## Directions
Report how many lines contain the word "content"; answer with the number only.

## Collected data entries
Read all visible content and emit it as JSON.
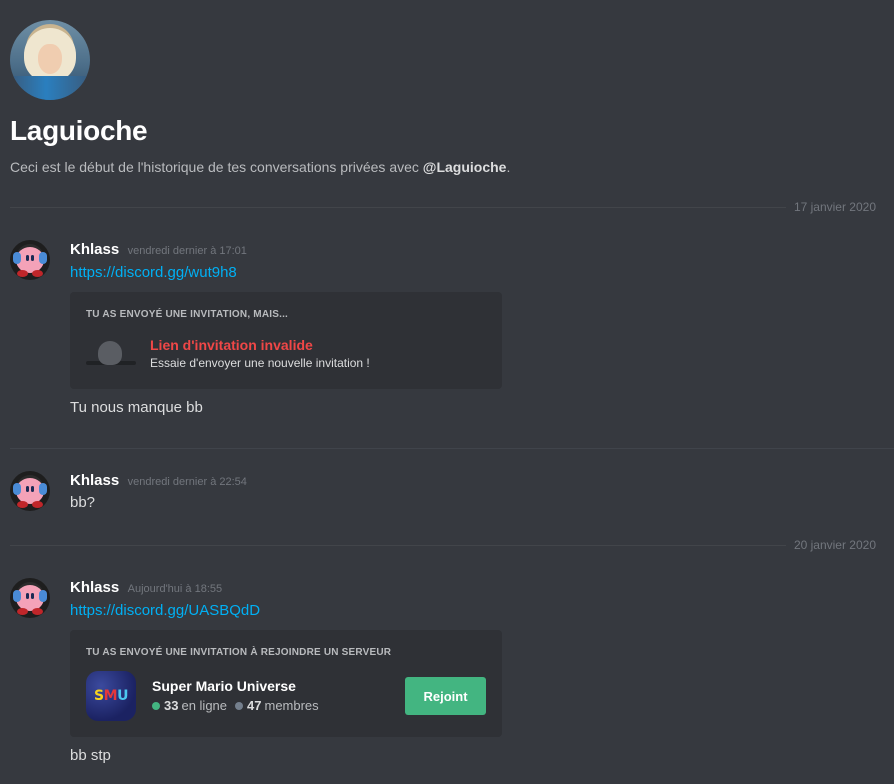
{
  "header": {
    "title": "Laguioche",
    "subtitle_prefix": "Ceci est le début de l'historique de tes conversations privées avec ",
    "mention": "@Laguioche",
    "subtitle_suffix": "."
  },
  "dates": {
    "first": "17 janvier 2020",
    "second": "20 janvier 2020"
  },
  "messages": [
    {
      "username": "Khlass",
      "timestamp": "vendredi dernier à 17:01",
      "link": "https://discord.gg/wut9h8",
      "invite": {
        "header": "TU AS ENVOYÉ UNE INVITATION, MAIS...",
        "title": "Lien d'invitation invalide",
        "subtitle": "Essaie d'envoyer une nouvelle invitation !"
      },
      "text": "Tu nous manque bb"
    },
    {
      "username": "Khlass",
      "timestamp": "vendredi dernier à 22:54",
      "text": "bb?"
    },
    {
      "username": "Khlass",
      "timestamp": "Aujourd'hui à 18:55",
      "link": "https://discord.gg/UASBQdD",
      "invite": {
        "header": "TU AS ENVOYÉ UNE INVITATION À REJOINDRE UN SERVEUR",
        "server_name": "Super Mario Universe",
        "server_icon_letters": [
          "S",
          "M",
          "U"
        ],
        "online_count": "33",
        "online_label": "en ligne",
        "members_count": "47",
        "members_label": "membres",
        "button": "Rejoint"
      },
      "text": "bb stp"
    }
  ],
  "colors": {
    "background": "#36393f",
    "card": "#2f3136",
    "link": "#00b0f4",
    "error": "#f04747",
    "online": "#43b581",
    "button": "#43b581"
  }
}
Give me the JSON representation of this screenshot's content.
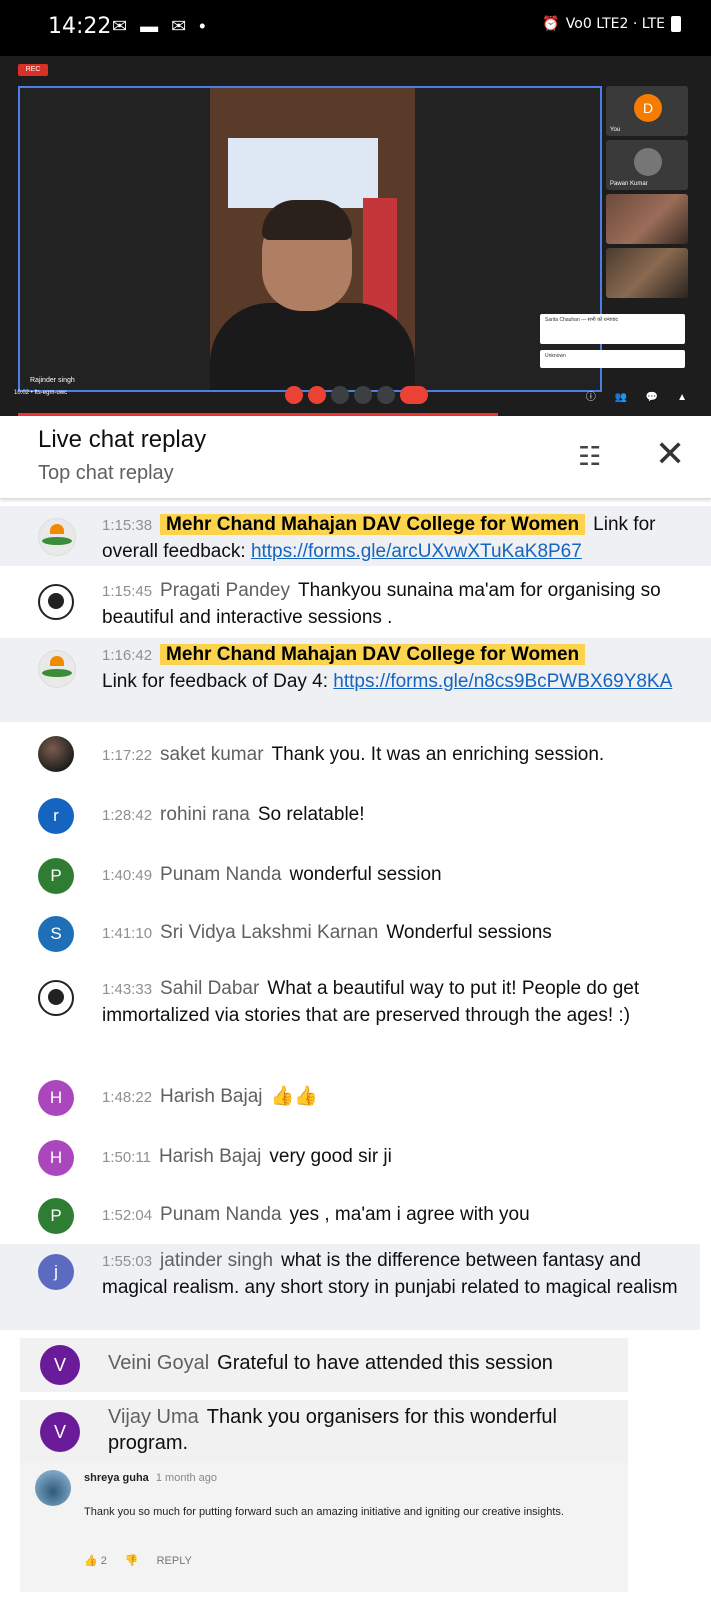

## Full solution
2